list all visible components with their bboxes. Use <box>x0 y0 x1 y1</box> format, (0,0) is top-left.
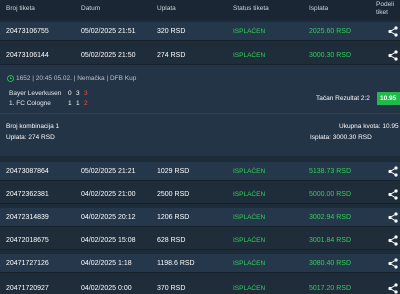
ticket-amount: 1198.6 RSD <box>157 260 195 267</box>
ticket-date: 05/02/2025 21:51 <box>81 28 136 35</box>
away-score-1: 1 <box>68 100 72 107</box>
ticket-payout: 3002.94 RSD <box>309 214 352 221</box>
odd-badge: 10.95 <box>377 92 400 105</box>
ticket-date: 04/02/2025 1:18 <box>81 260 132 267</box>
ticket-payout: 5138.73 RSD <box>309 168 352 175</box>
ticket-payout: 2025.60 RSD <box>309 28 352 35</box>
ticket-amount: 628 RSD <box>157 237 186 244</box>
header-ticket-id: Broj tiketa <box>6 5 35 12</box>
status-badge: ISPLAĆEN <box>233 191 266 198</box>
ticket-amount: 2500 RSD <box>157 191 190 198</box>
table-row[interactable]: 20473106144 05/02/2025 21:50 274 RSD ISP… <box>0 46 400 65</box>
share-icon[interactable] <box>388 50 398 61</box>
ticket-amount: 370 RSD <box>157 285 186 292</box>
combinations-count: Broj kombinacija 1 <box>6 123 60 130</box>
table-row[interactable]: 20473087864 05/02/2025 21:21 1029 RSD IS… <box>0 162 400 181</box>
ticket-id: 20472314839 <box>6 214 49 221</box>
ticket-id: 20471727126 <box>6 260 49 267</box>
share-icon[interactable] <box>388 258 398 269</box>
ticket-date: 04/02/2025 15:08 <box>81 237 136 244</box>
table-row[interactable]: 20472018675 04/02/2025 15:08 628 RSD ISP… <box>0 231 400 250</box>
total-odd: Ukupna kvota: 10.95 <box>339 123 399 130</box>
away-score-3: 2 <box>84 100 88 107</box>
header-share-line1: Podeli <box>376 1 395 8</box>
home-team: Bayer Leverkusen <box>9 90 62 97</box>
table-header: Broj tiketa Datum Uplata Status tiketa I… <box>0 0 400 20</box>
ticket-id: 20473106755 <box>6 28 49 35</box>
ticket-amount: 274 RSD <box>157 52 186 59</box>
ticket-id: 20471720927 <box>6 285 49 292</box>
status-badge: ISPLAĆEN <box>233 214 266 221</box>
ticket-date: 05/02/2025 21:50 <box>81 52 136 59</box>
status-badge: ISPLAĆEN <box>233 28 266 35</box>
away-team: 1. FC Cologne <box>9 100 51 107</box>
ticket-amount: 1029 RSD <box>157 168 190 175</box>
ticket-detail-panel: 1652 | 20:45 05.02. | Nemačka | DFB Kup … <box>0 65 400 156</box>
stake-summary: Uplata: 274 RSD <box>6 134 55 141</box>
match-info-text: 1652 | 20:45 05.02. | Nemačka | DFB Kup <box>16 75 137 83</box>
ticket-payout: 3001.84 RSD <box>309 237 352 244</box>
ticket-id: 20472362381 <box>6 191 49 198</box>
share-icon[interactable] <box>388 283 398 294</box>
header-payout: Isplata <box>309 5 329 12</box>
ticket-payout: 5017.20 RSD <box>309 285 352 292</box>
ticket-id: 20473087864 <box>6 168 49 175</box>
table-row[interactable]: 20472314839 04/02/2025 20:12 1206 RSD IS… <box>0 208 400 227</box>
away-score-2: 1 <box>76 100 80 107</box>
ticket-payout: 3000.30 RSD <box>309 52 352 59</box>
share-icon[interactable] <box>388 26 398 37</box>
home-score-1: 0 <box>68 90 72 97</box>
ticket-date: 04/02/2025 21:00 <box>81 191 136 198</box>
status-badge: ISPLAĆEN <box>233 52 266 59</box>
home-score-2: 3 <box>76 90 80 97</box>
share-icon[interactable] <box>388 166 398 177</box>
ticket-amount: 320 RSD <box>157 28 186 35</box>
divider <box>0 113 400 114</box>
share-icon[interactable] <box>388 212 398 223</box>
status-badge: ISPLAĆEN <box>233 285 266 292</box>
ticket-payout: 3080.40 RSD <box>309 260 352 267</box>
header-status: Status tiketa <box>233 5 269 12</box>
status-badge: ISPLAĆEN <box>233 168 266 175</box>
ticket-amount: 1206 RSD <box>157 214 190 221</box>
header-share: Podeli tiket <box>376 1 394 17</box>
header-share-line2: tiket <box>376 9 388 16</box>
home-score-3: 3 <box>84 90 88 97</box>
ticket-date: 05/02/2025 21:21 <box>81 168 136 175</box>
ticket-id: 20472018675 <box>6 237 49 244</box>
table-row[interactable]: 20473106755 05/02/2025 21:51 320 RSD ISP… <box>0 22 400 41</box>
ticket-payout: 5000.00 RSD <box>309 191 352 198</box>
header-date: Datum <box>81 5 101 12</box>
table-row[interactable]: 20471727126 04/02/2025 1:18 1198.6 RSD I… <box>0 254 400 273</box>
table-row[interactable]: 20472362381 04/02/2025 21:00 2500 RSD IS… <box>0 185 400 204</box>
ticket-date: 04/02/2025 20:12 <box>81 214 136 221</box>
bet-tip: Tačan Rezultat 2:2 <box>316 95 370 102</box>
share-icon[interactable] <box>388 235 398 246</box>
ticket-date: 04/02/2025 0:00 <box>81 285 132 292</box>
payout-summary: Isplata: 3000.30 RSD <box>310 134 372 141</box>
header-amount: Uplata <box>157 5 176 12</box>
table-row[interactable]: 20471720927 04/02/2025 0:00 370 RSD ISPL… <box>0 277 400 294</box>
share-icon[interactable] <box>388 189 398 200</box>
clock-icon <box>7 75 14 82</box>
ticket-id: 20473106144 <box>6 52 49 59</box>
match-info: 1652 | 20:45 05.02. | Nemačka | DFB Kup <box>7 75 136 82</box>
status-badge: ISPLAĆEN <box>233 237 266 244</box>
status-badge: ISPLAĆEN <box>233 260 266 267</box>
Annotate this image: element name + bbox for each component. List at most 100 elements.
----------
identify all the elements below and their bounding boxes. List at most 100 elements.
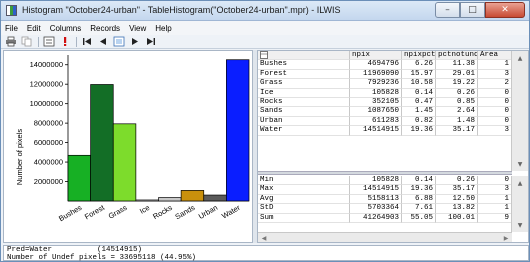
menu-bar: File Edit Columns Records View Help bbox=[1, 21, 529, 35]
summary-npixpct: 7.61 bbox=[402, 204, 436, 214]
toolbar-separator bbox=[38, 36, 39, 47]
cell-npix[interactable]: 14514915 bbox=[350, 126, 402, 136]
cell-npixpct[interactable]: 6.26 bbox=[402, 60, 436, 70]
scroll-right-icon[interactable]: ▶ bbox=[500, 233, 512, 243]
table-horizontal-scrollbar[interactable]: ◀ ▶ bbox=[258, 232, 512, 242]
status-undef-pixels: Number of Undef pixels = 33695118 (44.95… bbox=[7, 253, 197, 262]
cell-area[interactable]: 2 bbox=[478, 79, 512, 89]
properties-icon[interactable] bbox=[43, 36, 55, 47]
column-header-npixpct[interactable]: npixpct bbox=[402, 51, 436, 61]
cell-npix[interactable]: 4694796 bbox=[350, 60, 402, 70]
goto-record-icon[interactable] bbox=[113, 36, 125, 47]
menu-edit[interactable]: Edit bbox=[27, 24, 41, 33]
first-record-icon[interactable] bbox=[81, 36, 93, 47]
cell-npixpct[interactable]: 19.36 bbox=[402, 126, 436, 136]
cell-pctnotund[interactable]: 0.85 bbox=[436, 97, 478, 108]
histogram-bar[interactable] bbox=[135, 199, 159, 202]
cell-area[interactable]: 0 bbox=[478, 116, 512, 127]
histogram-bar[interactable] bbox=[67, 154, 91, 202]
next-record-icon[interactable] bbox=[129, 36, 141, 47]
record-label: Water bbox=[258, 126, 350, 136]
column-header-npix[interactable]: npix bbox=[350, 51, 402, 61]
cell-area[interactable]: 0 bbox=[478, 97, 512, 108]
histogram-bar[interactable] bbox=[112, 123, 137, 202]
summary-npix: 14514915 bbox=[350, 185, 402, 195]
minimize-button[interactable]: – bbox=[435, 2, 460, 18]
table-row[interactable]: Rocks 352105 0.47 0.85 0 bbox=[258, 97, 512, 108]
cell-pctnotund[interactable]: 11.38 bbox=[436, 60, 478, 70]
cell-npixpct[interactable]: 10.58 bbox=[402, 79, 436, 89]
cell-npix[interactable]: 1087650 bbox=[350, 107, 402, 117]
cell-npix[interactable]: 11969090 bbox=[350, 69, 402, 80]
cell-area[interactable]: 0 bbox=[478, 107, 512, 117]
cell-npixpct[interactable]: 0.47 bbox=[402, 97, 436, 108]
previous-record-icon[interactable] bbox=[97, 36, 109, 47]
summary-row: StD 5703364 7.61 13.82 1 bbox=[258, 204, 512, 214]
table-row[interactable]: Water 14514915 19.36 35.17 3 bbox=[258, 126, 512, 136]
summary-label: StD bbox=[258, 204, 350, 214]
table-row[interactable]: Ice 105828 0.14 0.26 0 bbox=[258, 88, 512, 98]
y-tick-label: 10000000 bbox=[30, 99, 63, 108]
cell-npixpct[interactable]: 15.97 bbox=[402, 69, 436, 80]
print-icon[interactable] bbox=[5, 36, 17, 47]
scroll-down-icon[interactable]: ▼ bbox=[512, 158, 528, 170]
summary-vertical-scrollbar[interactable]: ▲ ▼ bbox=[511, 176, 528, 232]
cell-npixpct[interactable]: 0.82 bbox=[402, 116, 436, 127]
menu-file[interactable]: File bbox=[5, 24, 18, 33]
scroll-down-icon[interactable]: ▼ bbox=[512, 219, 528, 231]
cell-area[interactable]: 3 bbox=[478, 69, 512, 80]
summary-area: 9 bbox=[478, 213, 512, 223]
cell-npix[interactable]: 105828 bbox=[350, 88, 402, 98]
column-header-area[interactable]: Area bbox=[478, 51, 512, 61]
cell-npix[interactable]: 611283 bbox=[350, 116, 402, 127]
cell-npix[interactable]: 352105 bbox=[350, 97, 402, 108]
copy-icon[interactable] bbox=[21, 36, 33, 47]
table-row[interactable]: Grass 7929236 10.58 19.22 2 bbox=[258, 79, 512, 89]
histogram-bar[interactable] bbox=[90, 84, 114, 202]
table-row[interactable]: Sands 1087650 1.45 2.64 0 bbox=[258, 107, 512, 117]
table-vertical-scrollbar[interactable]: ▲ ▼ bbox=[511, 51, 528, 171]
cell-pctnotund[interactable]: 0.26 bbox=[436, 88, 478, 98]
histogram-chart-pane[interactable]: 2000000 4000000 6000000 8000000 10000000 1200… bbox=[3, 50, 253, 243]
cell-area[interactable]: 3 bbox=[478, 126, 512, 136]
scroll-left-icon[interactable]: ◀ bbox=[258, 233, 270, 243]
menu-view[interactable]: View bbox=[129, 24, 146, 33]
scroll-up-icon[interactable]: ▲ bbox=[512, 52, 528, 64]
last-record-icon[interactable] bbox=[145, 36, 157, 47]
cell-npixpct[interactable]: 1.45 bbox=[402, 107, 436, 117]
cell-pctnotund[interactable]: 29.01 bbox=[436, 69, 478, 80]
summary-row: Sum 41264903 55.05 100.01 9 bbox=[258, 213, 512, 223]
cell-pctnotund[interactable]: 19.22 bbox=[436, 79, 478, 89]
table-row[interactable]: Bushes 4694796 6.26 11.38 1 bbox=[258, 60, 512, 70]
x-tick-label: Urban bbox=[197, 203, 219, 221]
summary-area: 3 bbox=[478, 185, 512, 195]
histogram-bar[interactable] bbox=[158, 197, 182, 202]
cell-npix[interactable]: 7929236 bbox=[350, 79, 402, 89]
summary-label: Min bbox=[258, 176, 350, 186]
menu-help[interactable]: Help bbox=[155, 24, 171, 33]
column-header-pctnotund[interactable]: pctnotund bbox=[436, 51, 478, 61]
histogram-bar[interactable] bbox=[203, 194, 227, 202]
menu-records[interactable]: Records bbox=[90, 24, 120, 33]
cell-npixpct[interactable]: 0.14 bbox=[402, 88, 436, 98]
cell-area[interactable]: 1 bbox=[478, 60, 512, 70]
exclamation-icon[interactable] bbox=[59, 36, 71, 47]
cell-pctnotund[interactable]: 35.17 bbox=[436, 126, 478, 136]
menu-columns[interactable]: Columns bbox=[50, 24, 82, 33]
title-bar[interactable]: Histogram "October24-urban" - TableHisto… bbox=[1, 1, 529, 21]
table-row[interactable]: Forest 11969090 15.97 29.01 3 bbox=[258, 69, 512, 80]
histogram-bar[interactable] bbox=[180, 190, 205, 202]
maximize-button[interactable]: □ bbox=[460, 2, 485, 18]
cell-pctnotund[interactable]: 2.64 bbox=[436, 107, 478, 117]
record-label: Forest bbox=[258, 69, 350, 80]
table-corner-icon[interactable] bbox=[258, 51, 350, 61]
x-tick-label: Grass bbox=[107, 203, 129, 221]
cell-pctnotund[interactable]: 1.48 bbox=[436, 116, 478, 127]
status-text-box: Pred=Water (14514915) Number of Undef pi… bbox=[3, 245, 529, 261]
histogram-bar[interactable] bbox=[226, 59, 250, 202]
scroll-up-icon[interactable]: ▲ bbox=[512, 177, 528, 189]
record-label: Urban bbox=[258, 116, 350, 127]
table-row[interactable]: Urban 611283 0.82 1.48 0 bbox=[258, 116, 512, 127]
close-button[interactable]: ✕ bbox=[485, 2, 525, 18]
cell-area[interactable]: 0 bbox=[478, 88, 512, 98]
----------
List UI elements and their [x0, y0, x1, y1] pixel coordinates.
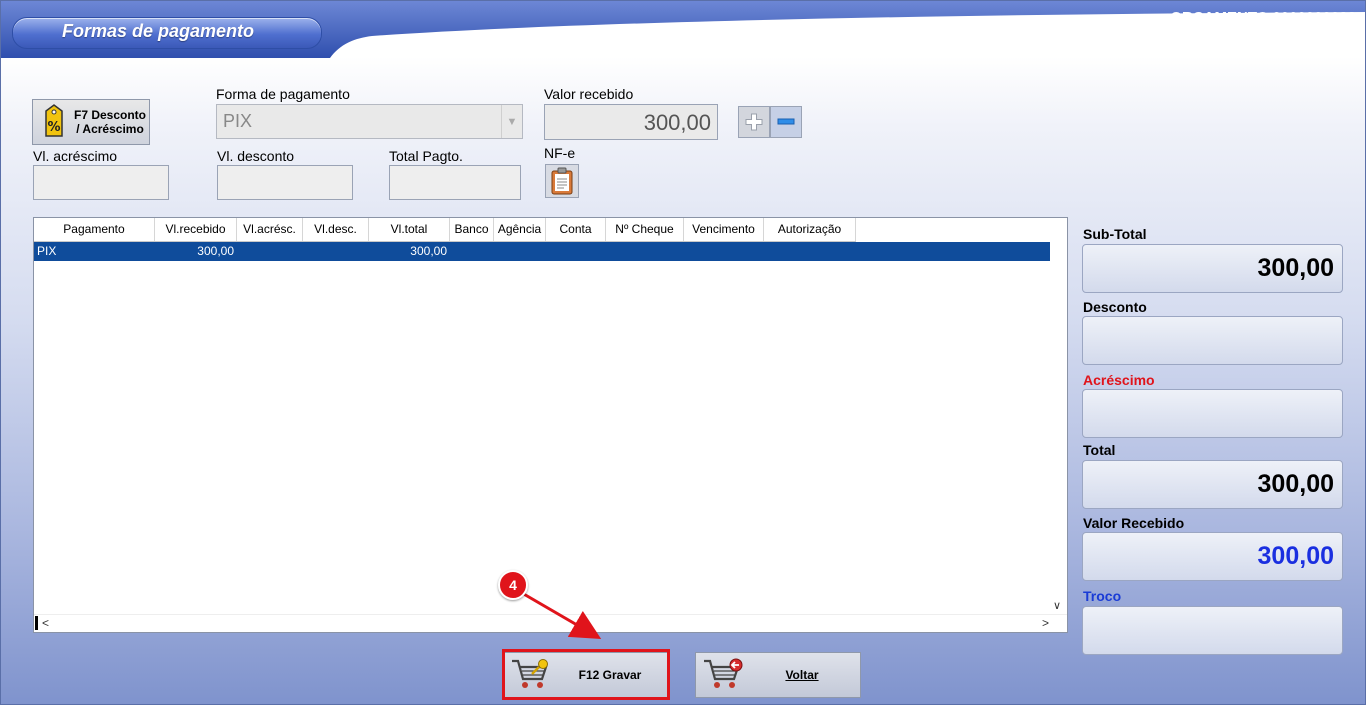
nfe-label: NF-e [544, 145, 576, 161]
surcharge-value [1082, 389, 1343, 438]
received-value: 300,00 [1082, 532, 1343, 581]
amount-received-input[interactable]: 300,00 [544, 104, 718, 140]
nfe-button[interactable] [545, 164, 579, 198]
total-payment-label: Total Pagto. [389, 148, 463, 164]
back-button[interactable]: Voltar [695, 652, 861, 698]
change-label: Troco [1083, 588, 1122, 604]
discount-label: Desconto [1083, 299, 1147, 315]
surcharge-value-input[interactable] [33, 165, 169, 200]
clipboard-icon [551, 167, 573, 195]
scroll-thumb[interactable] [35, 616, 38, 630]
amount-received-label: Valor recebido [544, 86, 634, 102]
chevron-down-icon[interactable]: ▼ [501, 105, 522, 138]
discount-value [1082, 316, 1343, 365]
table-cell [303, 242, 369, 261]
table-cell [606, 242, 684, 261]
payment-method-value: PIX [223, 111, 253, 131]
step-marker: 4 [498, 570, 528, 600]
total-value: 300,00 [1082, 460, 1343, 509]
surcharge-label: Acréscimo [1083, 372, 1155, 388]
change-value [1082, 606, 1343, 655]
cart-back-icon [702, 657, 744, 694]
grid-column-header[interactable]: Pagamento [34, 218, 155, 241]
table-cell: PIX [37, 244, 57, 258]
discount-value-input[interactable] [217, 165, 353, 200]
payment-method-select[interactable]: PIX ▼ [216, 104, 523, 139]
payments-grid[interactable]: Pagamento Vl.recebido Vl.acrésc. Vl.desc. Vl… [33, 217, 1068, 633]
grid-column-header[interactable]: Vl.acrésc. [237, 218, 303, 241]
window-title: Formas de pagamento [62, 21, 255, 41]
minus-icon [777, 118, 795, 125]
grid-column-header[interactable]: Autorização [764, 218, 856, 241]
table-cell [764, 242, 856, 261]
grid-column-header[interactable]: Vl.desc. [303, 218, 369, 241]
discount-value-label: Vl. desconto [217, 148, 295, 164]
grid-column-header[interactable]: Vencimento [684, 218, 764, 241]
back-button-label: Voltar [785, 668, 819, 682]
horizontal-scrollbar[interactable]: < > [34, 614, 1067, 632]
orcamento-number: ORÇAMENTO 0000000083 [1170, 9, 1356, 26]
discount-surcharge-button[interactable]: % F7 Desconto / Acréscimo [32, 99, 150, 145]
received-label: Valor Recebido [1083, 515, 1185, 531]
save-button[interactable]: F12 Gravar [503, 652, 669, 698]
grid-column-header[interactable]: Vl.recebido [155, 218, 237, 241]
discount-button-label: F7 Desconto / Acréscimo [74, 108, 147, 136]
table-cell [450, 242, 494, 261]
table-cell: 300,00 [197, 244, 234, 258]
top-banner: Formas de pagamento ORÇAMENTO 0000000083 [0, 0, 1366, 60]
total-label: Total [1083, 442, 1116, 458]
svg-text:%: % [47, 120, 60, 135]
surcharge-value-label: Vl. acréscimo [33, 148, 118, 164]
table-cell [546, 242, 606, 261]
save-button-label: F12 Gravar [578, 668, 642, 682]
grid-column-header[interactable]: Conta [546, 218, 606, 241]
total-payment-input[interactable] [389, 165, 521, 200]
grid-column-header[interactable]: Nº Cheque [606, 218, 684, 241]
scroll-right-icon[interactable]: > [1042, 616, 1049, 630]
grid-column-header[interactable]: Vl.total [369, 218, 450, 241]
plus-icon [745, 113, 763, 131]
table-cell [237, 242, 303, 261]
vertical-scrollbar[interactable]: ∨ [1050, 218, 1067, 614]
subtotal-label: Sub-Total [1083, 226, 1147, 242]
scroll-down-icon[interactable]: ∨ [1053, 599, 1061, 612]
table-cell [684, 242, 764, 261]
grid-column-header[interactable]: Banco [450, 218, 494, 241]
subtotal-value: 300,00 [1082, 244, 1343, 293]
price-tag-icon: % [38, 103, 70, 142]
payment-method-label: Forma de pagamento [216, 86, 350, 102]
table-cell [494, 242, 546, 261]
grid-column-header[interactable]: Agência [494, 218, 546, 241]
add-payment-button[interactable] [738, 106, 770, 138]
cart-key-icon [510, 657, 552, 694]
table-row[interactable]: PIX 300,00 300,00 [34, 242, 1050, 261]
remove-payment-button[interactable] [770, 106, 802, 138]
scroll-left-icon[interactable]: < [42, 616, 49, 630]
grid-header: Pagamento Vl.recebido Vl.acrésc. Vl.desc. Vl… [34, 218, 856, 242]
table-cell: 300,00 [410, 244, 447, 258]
----------
Reproduce the lines from the line with "nfe-label: NF-e [544, 145, 576, 161]" to the line with "discount-label: Desconto [1083, 299, 1147, 315]", changing "Voltar" to "Retornar" and leaving everything else unchanged.

# Exercise solution:
nfe-label: NF-e [544, 145, 576, 161]
surcharge-value [1082, 389, 1343, 438]
received-value: 300,00 [1082, 532, 1343, 581]
amount-received-input[interactable]: 300,00 [544, 104, 718, 140]
nfe-button[interactable] [545, 164, 579, 198]
total-payment-label: Total Pagto. [389, 148, 463, 164]
back-button[interactable]: Retornar [695, 652, 861, 698]
change-label: Troco [1083, 588, 1122, 604]
discount-label: Desconto [1083, 299, 1147, 315]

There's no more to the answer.